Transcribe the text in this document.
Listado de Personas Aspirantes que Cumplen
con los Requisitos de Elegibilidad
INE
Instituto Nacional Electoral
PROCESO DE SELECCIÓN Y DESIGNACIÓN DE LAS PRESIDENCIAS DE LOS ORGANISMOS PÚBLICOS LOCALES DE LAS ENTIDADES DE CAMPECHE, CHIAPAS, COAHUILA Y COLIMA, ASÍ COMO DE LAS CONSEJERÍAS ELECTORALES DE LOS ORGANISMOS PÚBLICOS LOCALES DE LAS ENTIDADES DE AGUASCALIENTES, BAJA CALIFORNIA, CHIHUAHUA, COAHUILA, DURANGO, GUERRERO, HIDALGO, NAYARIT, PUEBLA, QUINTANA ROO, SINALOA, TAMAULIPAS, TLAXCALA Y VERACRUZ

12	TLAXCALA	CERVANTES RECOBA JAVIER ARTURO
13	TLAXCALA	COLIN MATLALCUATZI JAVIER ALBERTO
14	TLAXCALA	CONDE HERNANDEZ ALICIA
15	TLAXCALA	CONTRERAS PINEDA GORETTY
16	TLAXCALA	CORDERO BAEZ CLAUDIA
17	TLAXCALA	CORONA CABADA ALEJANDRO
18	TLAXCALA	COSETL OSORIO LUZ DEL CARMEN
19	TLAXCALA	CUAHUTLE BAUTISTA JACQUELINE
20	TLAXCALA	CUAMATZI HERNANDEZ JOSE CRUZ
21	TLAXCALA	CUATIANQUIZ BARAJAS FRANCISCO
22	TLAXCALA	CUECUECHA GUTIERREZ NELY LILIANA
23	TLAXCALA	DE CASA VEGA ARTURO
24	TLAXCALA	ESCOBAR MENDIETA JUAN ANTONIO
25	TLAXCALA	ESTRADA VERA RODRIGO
......
▸ Written request
Go through the records. Copy each line where "JAVIER" appears.

▸ Result for this exercise
12	TLAXCALA	CERVANTES RECOBA JAVIER ARTURO
13	TLAXCALA	COLIN MATLALCUATZI JAVIER ALBERTO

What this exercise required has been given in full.